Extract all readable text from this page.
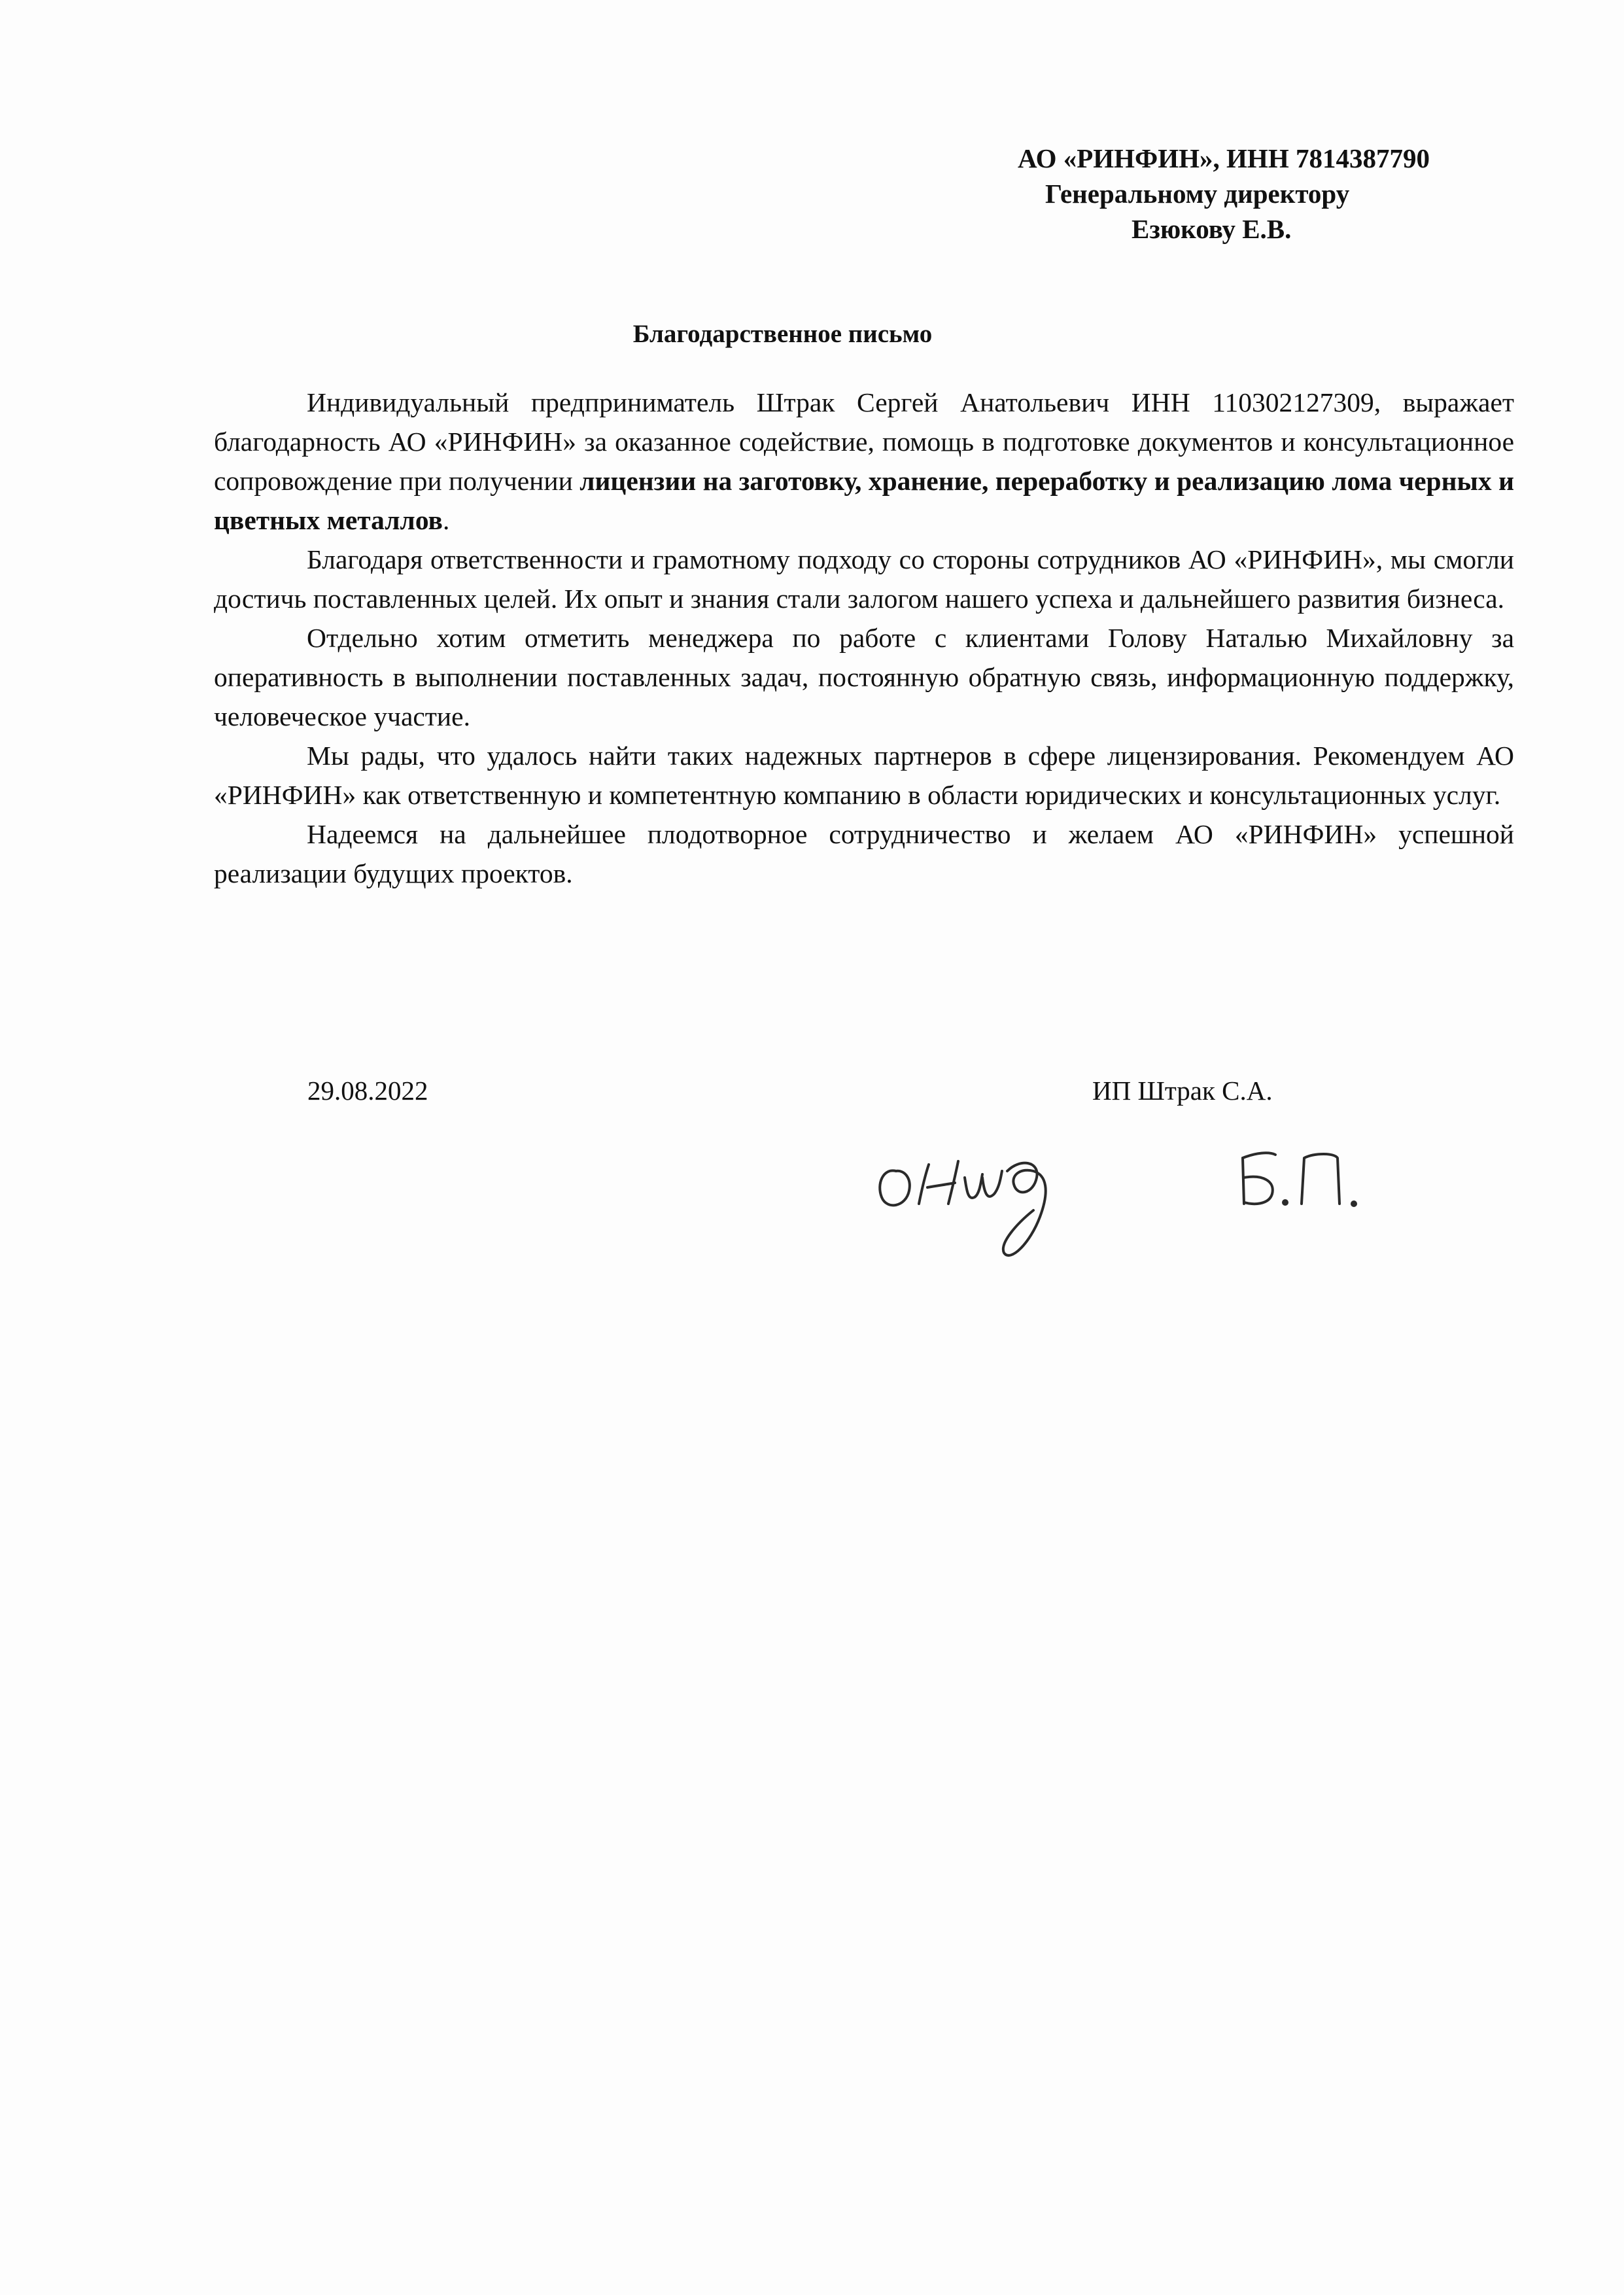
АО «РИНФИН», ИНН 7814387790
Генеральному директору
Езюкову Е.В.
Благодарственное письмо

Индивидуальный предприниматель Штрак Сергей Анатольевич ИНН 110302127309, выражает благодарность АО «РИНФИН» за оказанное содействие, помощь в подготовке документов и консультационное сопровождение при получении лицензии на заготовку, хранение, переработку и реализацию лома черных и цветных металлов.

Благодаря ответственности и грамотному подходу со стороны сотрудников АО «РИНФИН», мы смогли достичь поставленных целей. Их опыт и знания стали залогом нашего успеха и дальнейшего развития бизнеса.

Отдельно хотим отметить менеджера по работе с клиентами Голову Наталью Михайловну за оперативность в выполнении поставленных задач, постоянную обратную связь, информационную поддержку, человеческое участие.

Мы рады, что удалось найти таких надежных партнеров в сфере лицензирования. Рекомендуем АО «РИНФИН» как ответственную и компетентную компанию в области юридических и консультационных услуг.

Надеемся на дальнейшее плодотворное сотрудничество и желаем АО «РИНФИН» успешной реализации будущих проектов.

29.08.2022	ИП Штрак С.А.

• **Objective**: Reproduce the material word for word. Any pictures should be left out of the copy.

• **Expected answer**:
Extract all readable text from this page.
АО «РИНФИН», ИНН 7814387790
Генеральному директору
Езюкову Е.В.
Благодарственное письмо

Индивидуальный предприниматель Штрак Сергей Анатольевич ИНН 110302127309, выражает благодарность АО «РИНФИН» за оказанное содействие, помощь в подготовке документов и консультационное сопровождение при получении лицензии на заготовку, хранение, переработку и реализацию лома черных и цветных металлов.

Благодаря ответственности и грамотному подходу со стороны сотрудников АО «РИНФИН», мы смогли достичь поставленных целей. Их опыт и знания стали залогом нашего успеха и дальнейшего развития бизнеса.

Отдельно хотим отметить менеджера по работе с клиентами Голову Наталью Михайловну за оперативность в выполнении поставленных задач, постоянную обратную связь, информационную поддержку, человеческое участие.

Мы рады, что удалось найти таких надежных партнеров в сфере лицензирования. Рекомендуем АО «РИНФИН» как ответственную и компетентную компанию в области юридических и консультационных услуг.

Надеемся на дальнейшее плодотворное сотрудничество и желаем АО «РИНФИН» успешной реализации будущих проектов.

29.08.2022	ИП Штрак С.А.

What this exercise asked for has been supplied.